[Stored data]
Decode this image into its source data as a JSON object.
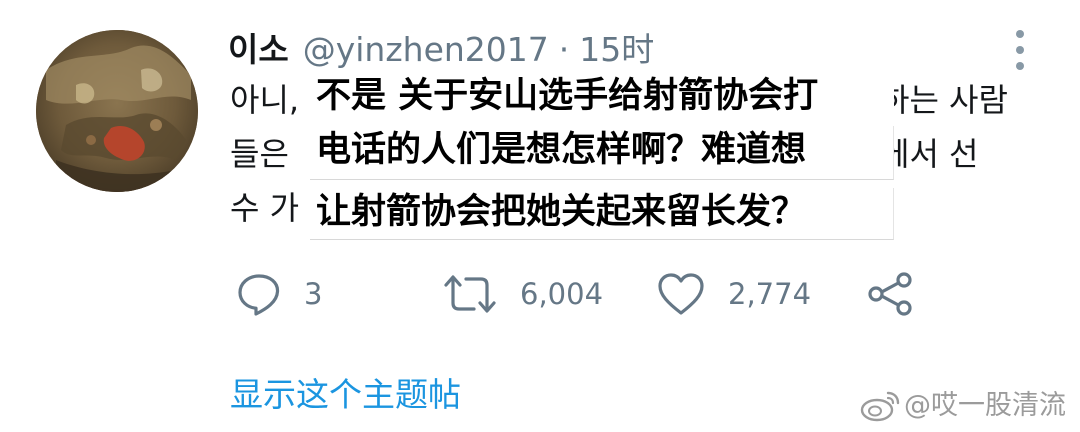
{
  "tweet": {
    "author": {
      "display_name": "이소",
      "handle": "@yinzhen2017",
      "separator": "·",
      "time": "15时"
    },
    "body_visible_fragments": {
      "line1_start": "아니,",
      "line1_end": "하는 사람",
      "line2_start": "들은",
      "line2_end": "에서 선",
      "line3_start": "수 가"
    },
    "translation_overlay": {
      "line1": "不是 关于安山选手给射箭协会打",
      "line2": "电话的人们是想怎样啊？难道想",
      "line3": "让射箭协会把她关起来留长发？"
    },
    "actions": {
      "reply": {
        "icon": "reply-icon",
        "count": "3"
      },
      "retweet": {
        "icon": "retweet-icon",
        "count": "6,004"
      },
      "like": {
        "icon": "heart-icon",
        "count": "2,774"
      },
      "share": {
        "icon": "share-icon"
      }
    },
    "show_thread_label": "显示这个主题帖"
  },
  "watermark": {
    "icon": "weibo-icon",
    "text": "@哎一股清流"
  },
  "colors": {
    "text_primary": "#14171a",
    "text_secondary": "#657786",
    "link": "#1b95e0",
    "background": "#ffffff"
  }
}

Required work
Pictures in the records above are not copied; print everything else exactly.

Response to the task
Decode this image into its source data as a JSON object.
{
  "tweet": {
    "author": {
      "display_name": "이소",
      "handle": "@yinzhen2017",
      "separator": "·",
      "time": "15时"
    },
    "body_visible_fragments": {
      "line1_start": "아니,",
      "line1_end": "하는 사람",
      "line2_start": "들은",
      "line2_end": "에서 선",
      "line3_start": "수 가"
    },
    "translation_overlay": {
      "line1": "不是 关于安山选手给射箭协会打",
      "line2": "电话的人们是想怎样啊？难道想",
      "line3": "让射箭协会把她关起来留长发？"
    },
    "actions": {
      "reply": {
        "icon": "reply-icon",
        "count": "3"
      },
      "retweet": {
        "icon": "retweet-icon",
        "count": "6,004"
      },
      "like": {
        "icon": "heart-icon",
        "count": "2,774"
      },
      "share": {
        "icon": "share-icon"
      }
    },
    "show_thread_label": "显示这个主题帖"
  },
  "watermark": {
    "icon": "weibo-icon",
    "text": "@哎一股清流"
  },
  "colors": {
    "text_primary": "#14171a",
    "text_secondary": "#657786",
    "link": "#1b95e0",
    "background": "#ffffff"
  }
}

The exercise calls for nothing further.